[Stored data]
^^^^

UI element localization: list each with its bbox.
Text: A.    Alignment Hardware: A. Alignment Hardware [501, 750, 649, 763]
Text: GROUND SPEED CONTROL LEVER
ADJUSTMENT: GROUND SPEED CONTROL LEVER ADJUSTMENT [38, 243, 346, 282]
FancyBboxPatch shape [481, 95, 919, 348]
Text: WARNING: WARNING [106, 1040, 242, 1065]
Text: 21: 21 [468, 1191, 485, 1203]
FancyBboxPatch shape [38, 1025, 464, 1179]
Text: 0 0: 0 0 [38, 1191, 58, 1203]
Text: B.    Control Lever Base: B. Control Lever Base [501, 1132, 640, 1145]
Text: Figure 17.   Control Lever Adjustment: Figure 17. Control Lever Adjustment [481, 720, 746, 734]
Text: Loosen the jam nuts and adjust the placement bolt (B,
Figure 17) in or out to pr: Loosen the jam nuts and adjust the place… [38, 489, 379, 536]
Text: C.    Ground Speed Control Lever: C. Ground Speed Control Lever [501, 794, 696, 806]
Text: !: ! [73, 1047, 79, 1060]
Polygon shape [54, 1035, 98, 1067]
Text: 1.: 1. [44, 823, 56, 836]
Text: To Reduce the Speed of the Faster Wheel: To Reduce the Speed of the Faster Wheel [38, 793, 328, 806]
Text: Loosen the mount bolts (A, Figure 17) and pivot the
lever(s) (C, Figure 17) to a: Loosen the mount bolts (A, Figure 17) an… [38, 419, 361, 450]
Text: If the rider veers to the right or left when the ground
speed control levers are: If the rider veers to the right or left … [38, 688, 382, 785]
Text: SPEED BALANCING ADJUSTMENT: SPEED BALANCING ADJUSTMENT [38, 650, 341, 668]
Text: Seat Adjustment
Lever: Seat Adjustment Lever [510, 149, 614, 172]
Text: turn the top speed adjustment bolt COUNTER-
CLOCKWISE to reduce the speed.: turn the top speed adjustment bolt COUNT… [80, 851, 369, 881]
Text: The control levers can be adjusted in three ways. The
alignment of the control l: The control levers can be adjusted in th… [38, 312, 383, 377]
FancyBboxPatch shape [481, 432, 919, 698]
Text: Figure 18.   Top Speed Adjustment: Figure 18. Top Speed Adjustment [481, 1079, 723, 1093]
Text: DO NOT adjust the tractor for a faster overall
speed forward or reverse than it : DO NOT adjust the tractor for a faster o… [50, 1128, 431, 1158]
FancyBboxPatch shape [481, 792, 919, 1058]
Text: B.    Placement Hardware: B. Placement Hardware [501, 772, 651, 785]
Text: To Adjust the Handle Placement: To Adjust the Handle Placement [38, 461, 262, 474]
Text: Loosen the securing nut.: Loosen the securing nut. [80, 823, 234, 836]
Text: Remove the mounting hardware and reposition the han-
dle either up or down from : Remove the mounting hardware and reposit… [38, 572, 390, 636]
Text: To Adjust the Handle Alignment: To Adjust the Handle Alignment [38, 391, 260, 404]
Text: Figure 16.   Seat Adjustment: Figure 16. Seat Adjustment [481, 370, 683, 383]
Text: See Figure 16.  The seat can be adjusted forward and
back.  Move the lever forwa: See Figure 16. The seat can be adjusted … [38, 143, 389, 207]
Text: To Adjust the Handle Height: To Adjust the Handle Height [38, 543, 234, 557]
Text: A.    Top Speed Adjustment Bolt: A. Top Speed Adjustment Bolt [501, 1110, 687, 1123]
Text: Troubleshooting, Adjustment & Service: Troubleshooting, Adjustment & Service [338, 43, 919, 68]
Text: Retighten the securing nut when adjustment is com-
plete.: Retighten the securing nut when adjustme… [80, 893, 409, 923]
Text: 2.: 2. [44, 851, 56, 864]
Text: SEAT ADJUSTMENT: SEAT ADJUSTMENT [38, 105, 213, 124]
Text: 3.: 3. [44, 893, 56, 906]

^^^^

## Exercise
Output the stretch of data from its first line through the line containing "Text: 0 0: 0 0 [38, 1191, 58, 1203]" as a numbered list, omitting blank lines.

## Solution for this exercise
1. UI element localization: list each with its bbox.
2. Text: A.    Alignment Hardware: A. Alignment Hardware [501, 750, 649, 763]
3. Text: GROUND SPEED CONTROL LEVER
4. ADJUSTMENT: GROUND SPEED CONTROL LEVER ADJUSTMENT [38, 243, 346, 282]
5. FancyBboxPatch shape [481, 95, 919, 348]
6. Text: WARNING: WARNING [106, 1040, 242, 1065]
7. Text: 21: 21 [468, 1191, 485, 1203]
8. FancyBboxPatch shape [38, 1025, 464, 1179]
9. Text: 0 0: 0 0 [38, 1191, 58, 1203]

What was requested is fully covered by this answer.